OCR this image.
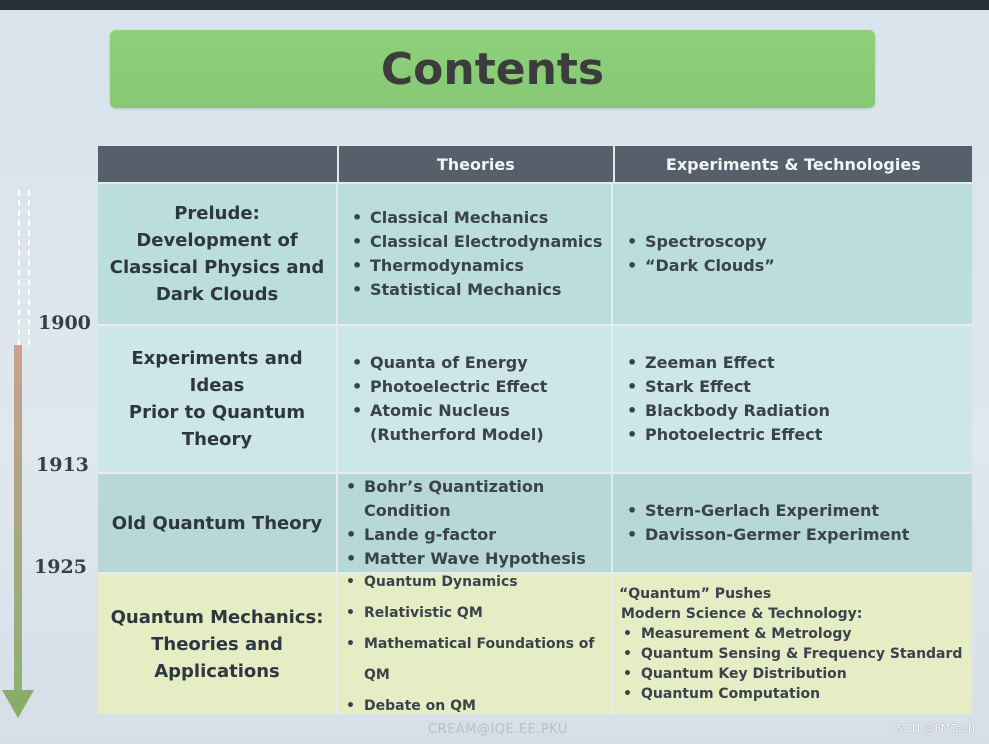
Contents
1900
1913
1925
Theories	Experiments & Technologies
Prelude:
Development of
Classical Physics and
Dark Clouds
• Classical Mechanics
• Classical Electrodynamics
• Thermodynamics
• Statistical Mechanics
• Spectroscopy
• “Dark Clouds”
Experiments and Ideas
Prior to Quantum
Theory
• Quanta of Energy
• Photoelectric Effect
• Atomic Nucleus (Rutherford Model)
• Zeeman Effect
• Stark Effect
• Blackbody Radiation
• Photoelectric Effect
Old Quantum Theory
• Bohr’s Quantization Condition
• Lande g-factor
• Matter Wave Hypothesis
• Stern-Gerlach Experiment
• Davisson-Germer Experiment
Quantum Mechanics:
Theories and
Applications
• Quantum Dynamics
• Relativistic QM
• Mathematical Foundations of QM
• Debate on QM
“Quantum” Pushes
Modern Science & Technology:
• Measurement & Metrology
• Quantum Sensing & Frequency Standard
• Quantum Key Distribution
• Quantum Computation
CREAM@IQE.EE.PKU	CSDN @FMTech
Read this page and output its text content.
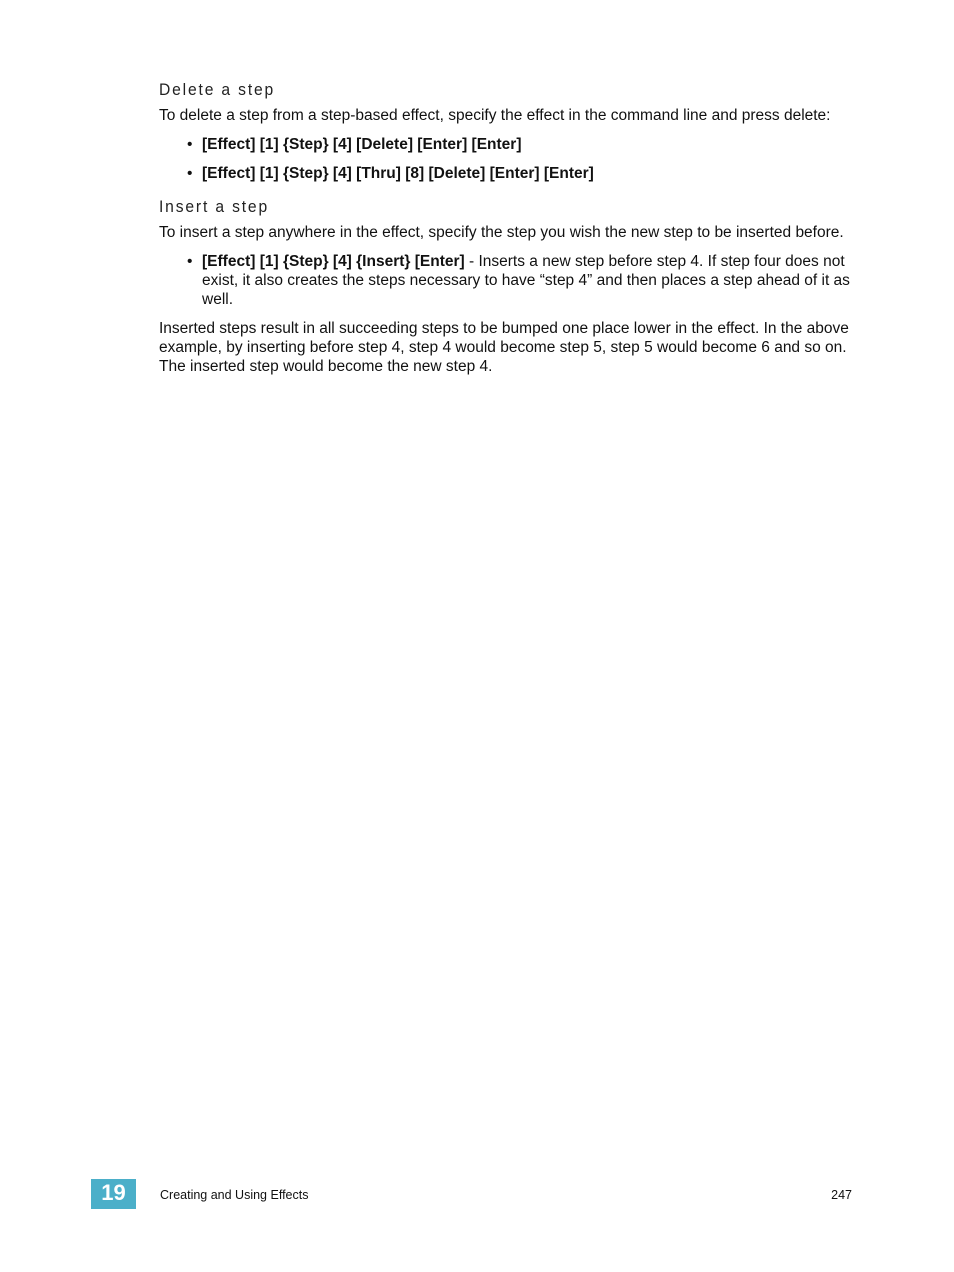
Delete a step

To delete a step from a step-based effect, specify the effect in the command line and press delete:

• [Effect] [1] {Step} [4] [Delete] [Enter] [Enter]
• [Effect] [1] {Step} [4] [Thru] [8] [Delete] [Enter] [Enter]
Insert a step

To insert a step anywhere in the effect, specify the step you wish the new step to be inserted before.

• [Effect] [1] {Step} [4] {Insert} [Enter] - Inserts a new step before step 4. If step four does not exist, it also creates the steps necessary to have “step 4” and then places a step ahead of it as well.

Inserted steps result in all succeeding steps to be bumped one place lower in the effect. In the above example, by inserting before step 4, step 4 would become step 5, step 5 would become 6 and so on. The inserted step would become the new step 4.

19	Creating and Using Effects	247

------------------------

### Your objective
Word for word, quote the full listing, omitting every picture.

### Response for this exercise
OCR this image.
Contents
1900
1913
1925
Theories	Experiments & Technologies
Prelude:
Development of
Classical Physics and
Dark Clouds
• Classical Mechanics
• Classical Electrodynamics
• Thermodynamics
• Statistical Mechanics
• Spectroscopy
• “Dark Clouds”
Experiments and Ideas
Prior to Quantum
Theory
• Quanta of Energy
• Photoelectric Effect
• Atomic Nucleus (Rutherford Model)
• Zeeman Effect
• Stark Effect
• Blackbody Radiation
• Photoelectric Effect
Old Quantum Theory
• Bohr’s Quantization Condition
• Lande g-factor
• Matter Wave Hypothesis
• Stern-Gerlach Experiment
• Davisson-Germer Experiment
Quantum Mechanics:
Theories and
Applications
• Quantum Dynamics
• Relativistic QM
• Mathematical Foundations of QM
• Debate on QM
“Quantum” Pushes
Modern Science & Technology:
• Measurement & Metrology
• Quantum Sensing & Frequency Standard
• Quantum Key Distribution
• Quantum Computation
CREAM@IQE.EE.PKU	CSDN @FMTech
Read this page and output its text content.
Delete a step

To delete a step from a step-based effect, specify the effect in the command line and press delete:

• [Effect] [1] {Step} [4] [Delete] [Enter] [Enter]
• [Effect] [1] {Step} [4] [Thru] [8] [Delete] [Enter] [Enter]
Insert a step

To insert a step anywhere in the effect, specify the step you wish the new step to be inserted before.

• [Effect] [1] {Step} [4] {Insert} [Enter] - Inserts a new step before step 4. If step four does not exist, it also creates the steps necessary to have “step 4” and then places a step ahead of it as well.

Inserted steps result in all succeeding steps to be bumped one place lower in the effect. In the above example, by inserting before step 4, step 4 would become step 5, step 5 would become 6 and so on. The inserted step would become the new step 4.

19	Creating and Using Effects	247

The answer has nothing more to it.